TASK: Return all of the lines below exactly as they are.

(Saved entries)
* * * * * * *

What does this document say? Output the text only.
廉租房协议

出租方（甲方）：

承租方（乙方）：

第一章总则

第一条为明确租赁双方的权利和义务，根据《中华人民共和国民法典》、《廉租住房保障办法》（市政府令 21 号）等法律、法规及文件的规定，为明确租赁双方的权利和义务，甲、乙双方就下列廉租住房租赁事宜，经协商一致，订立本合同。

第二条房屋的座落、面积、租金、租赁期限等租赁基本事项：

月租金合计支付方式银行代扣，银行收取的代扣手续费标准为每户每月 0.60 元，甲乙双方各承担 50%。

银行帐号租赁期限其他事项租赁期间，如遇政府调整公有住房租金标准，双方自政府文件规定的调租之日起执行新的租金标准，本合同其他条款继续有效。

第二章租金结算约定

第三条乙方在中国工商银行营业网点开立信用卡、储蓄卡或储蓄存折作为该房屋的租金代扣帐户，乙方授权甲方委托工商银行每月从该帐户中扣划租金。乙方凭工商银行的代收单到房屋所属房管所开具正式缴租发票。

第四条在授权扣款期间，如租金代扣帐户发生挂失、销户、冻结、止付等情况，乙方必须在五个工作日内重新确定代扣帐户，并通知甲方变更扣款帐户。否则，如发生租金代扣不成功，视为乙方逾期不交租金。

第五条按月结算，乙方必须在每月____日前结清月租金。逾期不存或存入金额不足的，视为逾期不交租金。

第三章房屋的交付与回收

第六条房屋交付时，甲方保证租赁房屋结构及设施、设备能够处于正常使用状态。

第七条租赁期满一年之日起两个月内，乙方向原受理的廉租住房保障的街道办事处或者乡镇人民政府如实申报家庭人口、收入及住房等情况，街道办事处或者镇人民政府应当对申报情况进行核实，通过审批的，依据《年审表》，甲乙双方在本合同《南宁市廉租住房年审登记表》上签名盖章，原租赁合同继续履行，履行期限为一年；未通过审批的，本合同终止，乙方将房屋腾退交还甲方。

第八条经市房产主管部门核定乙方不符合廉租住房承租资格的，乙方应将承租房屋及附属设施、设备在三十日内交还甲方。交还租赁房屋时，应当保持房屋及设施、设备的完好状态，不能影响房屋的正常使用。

* * * * * * *

COMPLETE OUTPUT:
What does this document say? Output the text only.
廉租房协议

出租方（甲方）：

承租方（乙方）：

第一章总则

第一条为明确租赁双方的权利和义务，根据《中华人民共和国民法典》、《廉租住房保障办法》（市政府令 21 号）等法律、法规及文件的规定，为明确租赁双方的权利和义务，甲、乙双方就下列廉租住房租赁事宜，经协商一致，订立本合同。

第二条房屋的座落、面积、租金、租赁期限等租赁基本事项：

月租金合计支付方式银行代扣，银行收取的代扣手续费标准为每户每月 0.60 元，甲乙双方各承担 50%。

银行帐号租赁期限其他事项租赁期间，如遇政府调整公有住房租金标准，双方自政府文件规定的调租之日起执行新的租金标准，本合同其他条款继续有效。

第二章租金结算约定

第三条乙方在中国工商银行营业网点开立信用卡、储蓄卡或储蓄存折作为该房屋的租金代扣帐户，乙方授权甲方委托工商银行每月从该帐户中扣划租金。乙方凭工商银行的代收单到房屋所属房管所开具正式缴租发票。

第四条在授权扣款期间，如租金代扣帐户发生挂失、销户、冻结、止付等情况，乙方必须在五个工作日内重新确定代扣帐户，并通知甲方变更扣款帐户。否则，如发生租金代扣不成功，视为乙方逾期不交租金。

第五条按月结算，乙方必须在每月____日前结清月租金。逾期不存或存入金额不足的，视为逾期不交租金。

第三章房屋的交付与回收

第六条房屋交付时，甲方保证租赁房屋结构及设施、设备能够处于正常使用状态。

第七条租赁期满一年之日起两个月内，乙方向原受理的廉租住房保障的街道办事处或者乡镇人民政府如实申报家庭人口、收入及住房等情况，街道办事处或者镇人民政府应当对申报情况进行核实，通过审批的，依据《年审表》，甲乙双方在本合同《南宁市廉租住房年审登记表》上签名盖章，原租赁合同继续履行，履行期限为一年；未通过审批的，本合同终止，乙方将房屋腾退交还甲方。

第八条经市房产主管部门核定乙方不符合廉租住房承租资格的，乙方应将承租房屋及附属设施、设备在三十日内交还甲方。交还租赁房屋时，应当保持房屋及设施、设备的完好状态，不能影响房屋的正常使用。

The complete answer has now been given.